Edit the rows below by changing every instance of "crop-mark" to "trim-mark", leaving all other text unchanged.
⁂
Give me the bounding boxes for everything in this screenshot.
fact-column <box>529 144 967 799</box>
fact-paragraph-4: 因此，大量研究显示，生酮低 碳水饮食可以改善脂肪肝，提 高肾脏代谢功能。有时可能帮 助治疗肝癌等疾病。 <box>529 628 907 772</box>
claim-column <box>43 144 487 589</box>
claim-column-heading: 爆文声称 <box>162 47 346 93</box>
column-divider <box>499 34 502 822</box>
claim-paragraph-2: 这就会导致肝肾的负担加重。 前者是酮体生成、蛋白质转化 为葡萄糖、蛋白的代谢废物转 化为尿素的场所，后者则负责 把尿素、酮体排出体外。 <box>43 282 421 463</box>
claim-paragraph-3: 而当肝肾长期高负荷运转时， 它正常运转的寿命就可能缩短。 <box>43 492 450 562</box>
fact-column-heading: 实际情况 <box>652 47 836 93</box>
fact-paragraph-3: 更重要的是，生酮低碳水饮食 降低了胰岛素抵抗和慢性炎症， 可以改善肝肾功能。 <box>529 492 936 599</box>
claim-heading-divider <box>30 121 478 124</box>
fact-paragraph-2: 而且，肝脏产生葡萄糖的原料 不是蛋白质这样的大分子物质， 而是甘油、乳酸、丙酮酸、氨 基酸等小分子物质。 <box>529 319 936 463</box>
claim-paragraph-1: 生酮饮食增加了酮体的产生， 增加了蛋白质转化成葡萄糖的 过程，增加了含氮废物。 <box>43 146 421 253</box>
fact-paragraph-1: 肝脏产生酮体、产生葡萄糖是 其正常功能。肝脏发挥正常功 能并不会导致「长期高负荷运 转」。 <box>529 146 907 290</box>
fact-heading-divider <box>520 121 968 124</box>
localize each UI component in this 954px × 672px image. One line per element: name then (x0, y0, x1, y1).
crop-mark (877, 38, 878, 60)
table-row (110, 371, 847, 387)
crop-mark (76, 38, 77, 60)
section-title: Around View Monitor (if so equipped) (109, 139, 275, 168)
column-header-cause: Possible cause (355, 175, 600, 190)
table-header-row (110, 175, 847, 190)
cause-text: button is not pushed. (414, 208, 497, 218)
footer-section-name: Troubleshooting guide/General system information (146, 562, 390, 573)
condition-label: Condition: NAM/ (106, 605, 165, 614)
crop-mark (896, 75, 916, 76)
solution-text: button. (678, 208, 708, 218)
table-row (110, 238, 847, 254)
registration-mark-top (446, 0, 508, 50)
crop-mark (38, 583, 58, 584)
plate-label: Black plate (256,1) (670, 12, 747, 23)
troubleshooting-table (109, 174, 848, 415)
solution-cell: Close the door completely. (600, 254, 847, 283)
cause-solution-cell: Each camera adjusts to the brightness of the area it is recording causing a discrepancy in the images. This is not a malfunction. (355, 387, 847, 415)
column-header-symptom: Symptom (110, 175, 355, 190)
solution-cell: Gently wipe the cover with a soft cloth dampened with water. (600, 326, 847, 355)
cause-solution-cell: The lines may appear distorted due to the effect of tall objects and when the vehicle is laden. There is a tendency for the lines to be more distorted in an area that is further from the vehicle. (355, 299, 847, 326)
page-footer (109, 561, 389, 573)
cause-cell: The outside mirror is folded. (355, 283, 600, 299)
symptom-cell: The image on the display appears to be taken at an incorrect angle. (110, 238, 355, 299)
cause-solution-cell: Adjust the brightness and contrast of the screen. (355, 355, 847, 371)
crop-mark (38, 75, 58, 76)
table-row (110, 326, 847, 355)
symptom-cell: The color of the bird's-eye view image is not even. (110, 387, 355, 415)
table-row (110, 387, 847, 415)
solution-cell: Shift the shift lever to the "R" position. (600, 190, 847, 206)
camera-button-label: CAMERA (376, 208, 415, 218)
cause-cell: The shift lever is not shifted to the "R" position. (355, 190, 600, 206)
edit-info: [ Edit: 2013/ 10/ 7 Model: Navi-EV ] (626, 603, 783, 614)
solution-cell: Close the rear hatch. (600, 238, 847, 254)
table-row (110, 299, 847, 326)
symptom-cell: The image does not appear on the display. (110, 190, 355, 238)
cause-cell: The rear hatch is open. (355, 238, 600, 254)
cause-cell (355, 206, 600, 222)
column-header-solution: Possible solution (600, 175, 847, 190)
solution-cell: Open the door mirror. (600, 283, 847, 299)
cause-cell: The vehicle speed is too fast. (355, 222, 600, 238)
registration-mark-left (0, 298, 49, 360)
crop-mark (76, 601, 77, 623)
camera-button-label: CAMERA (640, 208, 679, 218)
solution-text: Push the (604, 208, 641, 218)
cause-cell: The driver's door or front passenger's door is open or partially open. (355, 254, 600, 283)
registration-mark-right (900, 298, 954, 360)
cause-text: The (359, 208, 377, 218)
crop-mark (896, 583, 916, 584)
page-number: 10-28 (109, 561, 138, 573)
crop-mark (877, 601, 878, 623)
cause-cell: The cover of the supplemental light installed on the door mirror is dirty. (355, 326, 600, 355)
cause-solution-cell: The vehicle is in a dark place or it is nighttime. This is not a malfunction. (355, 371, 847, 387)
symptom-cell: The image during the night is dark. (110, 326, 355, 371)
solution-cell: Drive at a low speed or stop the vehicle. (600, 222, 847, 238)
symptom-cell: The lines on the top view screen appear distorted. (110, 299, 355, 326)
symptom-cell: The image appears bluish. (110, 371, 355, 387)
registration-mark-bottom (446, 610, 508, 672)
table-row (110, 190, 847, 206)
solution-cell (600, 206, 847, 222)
⁂
Answer —
Give me the bounding boxes for everything in this screenshot.
fact-column <box>529 144 967 799</box>
fact-paragraph-4: 因此，大量研究显示，生酮低 碳水饮食可以改善脂肪肝，提 高肾脏代谢功能。有时可能帮 助治疗肝癌等疾病。 <box>529 628 907 772</box>
claim-column <box>43 144 487 589</box>
claim-column-heading: 爆文声称 <box>162 47 346 93</box>
column-divider <box>499 34 502 822</box>
claim-paragraph-2: 这就会导致肝肾的负担加重。 前者是酮体生成、蛋白质转化 为葡萄糖、蛋白的代谢废物转 化为尿素的场所，后者则负责 把尿素、酮体排出体外。 <box>43 282 421 463</box>
claim-paragraph-3: 而当肝肾长期高负荷运转时， 它正常运转的寿命就可能缩短。 <box>43 492 450 562</box>
fact-column-heading: 实际情况 <box>652 47 836 93</box>
fact-paragraph-3: 更重要的是，生酮低碳水饮食 降低了胰岛素抵抗和慢性炎症， 可以改善肝肾功能。 <box>529 492 936 599</box>
claim-heading-divider <box>30 121 478 124</box>
fact-paragraph-2: 而且，肝脏产生葡萄糖的原料 不是蛋白质这样的大分子物质， 而是甘油、乳酸、丙酮酸、氨 基酸等小分子物质。 <box>529 319 936 463</box>
claim-paragraph-1: 生酮饮食增加了酮体的产生， 增加了蛋白质转化成葡萄糖的 过程，增加了含氮废物。 <box>43 146 421 253</box>
fact-paragraph-1: 肝脏产生酮体、产生葡萄糖是 其正常功能。肝脏发挥正常功 能并不会导致「长期高负荷运 转」。 <box>529 146 907 290</box>
fact-heading-divider <box>520 121 968 124</box>
localize each UI component in this 954px × 672px image. One line per element: name then (x0, y0, x1, y1).
trim-mark (877, 38, 878, 60)
table-row (110, 371, 847, 387)
trim-mark (76, 38, 77, 60)
section-title: Around View Monitor (if so equipped) (109, 139, 275, 168)
column-header-cause: Possible cause (355, 175, 600, 190)
table-header-row (110, 175, 847, 190)
cause-text: button is not pushed. (414, 208, 497, 218)
footer-section-name: Troubleshooting guide/General system information (146, 562, 390, 573)
condition-label: Condition: NAM/ (106, 605, 165, 614)
trim-mark (896, 75, 916, 76)
solution-text: button. (678, 208, 708, 218)
table-row (110, 238, 847, 254)
registration-mark-top (446, 0, 508, 50)
trim-mark (38, 583, 58, 584)
plate-label: Black plate (256,1) (670, 12, 747, 23)
troubleshooting-table (109, 174, 848, 415)
solution-cell: Close the door completely. (600, 254, 847, 283)
cause-solution-cell: Each camera adjusts to the brightness of the area it is recording causing a discrepancy in the images. This is not a malfunction. (355, 387, 847, 415)
column-header-symptom: Symptom (110, 175, 355, 190)
solution-cell: Gently wipe the cover with a soft cloth dampened with water. (600, 326, 847, 355)
cause-solution-cell: The lines may appear distorted due to the effect of tall objects and when the vehicle is laden. There is a tendency for the lines to be more distorted in an area that is further from the vehicle. (355, 299, 847, 326)
page-footer (109, 561, 389, 573)
cause-cell: The outside mirror is folded. (355, 283, 600, 299)
symptom-cell: The image on the display appears to be taken at an incorrect angle. (110, 238, 355, 299)
cause-solution-cell: Adjust the brightness and contrast of the screen. (355, 355, 847, 371)
trim-mark (38, 75, 58, 76)
table-row (110, 326, 847, 355)
symptom-cell: The color of the bird's-eye view image is not even. (110, 387, 355, 415)
table-row (110, 387, 847, 415)
solution-cell: Shift the shift lever to the "R" position. (600, 190, 847, 206)
camera-button-label: CAMERA (376, 208, 415, 218)
cause-cell: The shift lever is not shifted to the "R" position. (355, 190, 600, 206)
edit-info: [ Edit: 2013/ 10/ 7 Model: Navi-EV ] (626, 603, 783, 614)
solution-cell: Close the rear hatch. (600, 238, 847, 254)
table-row (110, 299, 847, 326)
symptom-cell: The image does not appear on the display. (110, 190, 355, 238)
cause-cell: The rear hatch is open. (355, 238, 600, 254)
cause-cell (355, 206, 600, 222)
column-header-solution: Possible solution (600, 175, 847, 190)
solution-cell: Open the door mirror. (600, 283, 847, 299)
cause-cell: The vehicle speed is too fast. (355, 222, 600, 238)
registration-mark-left (0, 298, 49, 360)
trim-mark (76, 601, 77, 623)
camera-button-label: CAMERA (640, 208, 679, 218)
solution-text: Push the (604, 208, 641, 218)
cause-cell: The driver's door or front passenger's door is open or partially open. (355, 254, 600, 283)
registration-mark-right (900, 298, 954, 360)
cause-text: The (359, 208, 377, 218)
trim-mark (896, 583, 916, 584)
page-number: 10-28 (109, 561, 138, 573)
trim-mark (877, 601, 878, 623)
cause-cell: The cover of the supplemental light installed on the door mirror is dirty. (355, 326, 600, 355)
cause-solution-cell: The vehicle is in a dark place or it is nighttime. This is not a malfunction. (355, 371, 847, 387)
symptom-cell: The image during the night is dark. (110, 326, 355, 371)
solution-cell: Drive at a low speed or stop the vehicle. (600, 222, 847, 238)
symptom-cell: The lines on the top view screen appear distorted. (110, 299, 355, 326)
symptom-cell: The image appears bluish. (110, 371, 355, 387)
registration-mark-bottom (446, 610, 508, 672)
table-row (110, 190, 847, 206)
solution-cell (600, 206, 847, 222)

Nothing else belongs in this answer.